▶ WHAT YOU WILL DO
Check every line of the material below for the string "name", and return the ones that have it.

━━━ INPUT ━━━

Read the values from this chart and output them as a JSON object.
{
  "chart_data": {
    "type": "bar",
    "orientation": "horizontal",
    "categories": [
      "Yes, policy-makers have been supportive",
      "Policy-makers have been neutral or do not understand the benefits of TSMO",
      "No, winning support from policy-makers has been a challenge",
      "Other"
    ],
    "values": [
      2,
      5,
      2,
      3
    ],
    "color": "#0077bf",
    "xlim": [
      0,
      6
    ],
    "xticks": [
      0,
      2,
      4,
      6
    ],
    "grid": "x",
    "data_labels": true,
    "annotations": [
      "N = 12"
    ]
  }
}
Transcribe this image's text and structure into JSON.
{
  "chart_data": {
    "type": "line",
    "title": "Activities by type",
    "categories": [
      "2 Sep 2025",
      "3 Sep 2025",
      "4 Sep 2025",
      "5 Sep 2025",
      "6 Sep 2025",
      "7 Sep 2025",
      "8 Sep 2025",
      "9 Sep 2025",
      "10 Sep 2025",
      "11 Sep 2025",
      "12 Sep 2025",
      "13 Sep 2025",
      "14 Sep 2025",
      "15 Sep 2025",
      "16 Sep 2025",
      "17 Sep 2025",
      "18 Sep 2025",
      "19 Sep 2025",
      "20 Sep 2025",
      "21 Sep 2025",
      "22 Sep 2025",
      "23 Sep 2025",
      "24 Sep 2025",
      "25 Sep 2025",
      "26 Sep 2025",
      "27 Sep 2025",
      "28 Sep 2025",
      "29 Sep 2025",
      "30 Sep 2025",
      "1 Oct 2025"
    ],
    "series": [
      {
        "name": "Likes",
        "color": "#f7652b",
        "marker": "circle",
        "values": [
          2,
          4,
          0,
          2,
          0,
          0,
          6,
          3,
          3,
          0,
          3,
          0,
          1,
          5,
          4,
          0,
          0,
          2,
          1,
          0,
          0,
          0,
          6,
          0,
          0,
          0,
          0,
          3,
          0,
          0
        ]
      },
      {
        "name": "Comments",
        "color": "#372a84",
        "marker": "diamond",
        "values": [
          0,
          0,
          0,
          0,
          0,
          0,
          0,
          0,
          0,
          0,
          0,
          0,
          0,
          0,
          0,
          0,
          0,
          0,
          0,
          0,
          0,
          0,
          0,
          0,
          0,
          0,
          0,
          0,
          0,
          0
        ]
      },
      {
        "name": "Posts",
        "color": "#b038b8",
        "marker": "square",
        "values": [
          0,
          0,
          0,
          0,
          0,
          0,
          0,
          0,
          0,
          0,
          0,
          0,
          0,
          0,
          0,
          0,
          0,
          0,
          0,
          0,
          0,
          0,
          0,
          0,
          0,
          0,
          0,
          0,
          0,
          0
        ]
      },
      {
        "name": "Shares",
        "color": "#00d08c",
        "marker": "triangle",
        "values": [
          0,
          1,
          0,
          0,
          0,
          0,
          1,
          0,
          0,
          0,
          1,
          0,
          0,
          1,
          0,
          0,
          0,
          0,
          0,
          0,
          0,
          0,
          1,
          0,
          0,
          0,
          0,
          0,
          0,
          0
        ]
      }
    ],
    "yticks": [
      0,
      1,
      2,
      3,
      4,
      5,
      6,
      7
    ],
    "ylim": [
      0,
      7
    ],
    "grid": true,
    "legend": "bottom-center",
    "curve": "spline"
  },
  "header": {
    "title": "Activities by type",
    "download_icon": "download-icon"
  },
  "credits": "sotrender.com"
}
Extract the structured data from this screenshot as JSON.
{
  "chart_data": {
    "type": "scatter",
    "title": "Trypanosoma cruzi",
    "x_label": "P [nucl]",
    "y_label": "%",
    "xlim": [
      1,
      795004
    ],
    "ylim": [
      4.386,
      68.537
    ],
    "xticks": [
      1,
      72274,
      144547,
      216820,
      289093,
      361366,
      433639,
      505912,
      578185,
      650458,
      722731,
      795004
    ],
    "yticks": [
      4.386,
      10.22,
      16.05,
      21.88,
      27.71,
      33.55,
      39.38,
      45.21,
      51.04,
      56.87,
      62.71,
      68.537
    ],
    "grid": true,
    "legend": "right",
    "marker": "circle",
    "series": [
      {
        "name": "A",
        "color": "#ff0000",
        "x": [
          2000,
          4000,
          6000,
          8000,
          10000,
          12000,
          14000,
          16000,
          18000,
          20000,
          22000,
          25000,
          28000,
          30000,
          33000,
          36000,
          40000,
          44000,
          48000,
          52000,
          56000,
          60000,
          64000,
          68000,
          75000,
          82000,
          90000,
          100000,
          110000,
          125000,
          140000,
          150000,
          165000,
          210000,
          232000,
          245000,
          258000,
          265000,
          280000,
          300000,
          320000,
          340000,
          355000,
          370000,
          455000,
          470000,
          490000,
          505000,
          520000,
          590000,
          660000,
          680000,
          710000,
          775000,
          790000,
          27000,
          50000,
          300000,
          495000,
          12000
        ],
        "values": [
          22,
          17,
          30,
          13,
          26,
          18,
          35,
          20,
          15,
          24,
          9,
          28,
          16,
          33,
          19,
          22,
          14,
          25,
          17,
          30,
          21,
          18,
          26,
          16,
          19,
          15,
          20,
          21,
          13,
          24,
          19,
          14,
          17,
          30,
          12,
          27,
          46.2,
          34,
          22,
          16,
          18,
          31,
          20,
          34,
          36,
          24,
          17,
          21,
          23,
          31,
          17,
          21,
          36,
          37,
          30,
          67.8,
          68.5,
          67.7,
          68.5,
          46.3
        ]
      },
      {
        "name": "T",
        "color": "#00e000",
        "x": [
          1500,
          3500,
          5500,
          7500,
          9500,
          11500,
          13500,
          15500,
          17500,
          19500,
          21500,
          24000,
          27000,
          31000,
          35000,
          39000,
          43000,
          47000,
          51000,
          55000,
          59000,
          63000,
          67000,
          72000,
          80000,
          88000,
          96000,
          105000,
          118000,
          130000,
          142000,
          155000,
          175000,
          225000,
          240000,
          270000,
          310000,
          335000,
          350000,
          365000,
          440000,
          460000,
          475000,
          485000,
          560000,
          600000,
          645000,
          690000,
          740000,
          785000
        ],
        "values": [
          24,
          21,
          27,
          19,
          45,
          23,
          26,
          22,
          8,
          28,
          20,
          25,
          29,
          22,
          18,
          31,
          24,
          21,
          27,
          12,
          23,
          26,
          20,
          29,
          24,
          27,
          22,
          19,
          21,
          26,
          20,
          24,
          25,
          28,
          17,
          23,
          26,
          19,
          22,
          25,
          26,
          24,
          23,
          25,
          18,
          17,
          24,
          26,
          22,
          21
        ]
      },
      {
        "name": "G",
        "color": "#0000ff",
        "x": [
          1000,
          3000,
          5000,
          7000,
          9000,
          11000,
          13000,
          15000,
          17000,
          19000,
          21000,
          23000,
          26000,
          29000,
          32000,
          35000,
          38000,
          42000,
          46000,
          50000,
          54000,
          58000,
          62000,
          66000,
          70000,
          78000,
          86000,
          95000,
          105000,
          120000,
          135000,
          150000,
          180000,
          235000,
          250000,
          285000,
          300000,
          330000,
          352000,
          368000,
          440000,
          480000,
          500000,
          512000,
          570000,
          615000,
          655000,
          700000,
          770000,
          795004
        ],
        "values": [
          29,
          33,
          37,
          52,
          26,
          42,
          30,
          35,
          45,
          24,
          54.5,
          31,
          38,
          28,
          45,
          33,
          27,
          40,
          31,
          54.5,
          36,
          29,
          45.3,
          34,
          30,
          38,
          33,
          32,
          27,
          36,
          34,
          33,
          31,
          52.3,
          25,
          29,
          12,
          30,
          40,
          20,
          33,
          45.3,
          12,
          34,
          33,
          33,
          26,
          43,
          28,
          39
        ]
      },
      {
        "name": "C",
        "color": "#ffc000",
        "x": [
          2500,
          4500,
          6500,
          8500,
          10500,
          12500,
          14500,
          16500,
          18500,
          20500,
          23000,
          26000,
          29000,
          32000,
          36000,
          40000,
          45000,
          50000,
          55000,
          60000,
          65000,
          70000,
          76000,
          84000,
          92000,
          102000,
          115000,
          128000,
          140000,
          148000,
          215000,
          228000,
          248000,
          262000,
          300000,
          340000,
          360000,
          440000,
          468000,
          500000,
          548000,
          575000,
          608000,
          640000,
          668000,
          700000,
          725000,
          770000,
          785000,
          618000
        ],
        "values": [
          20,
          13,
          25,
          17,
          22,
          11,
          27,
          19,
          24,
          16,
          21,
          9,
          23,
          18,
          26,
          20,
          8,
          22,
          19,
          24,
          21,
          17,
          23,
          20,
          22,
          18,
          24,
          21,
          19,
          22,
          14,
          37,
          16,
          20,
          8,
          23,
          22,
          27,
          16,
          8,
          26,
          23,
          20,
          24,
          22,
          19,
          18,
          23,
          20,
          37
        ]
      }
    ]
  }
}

━━━

▶ RESPONSE BELOW
        "name": "Likes",
        "name": "Comments",
        "name": "Posts",
        "name": "Shares",
        "name": "A",
        "name": "T",
        "name": "G",
        "name": "C",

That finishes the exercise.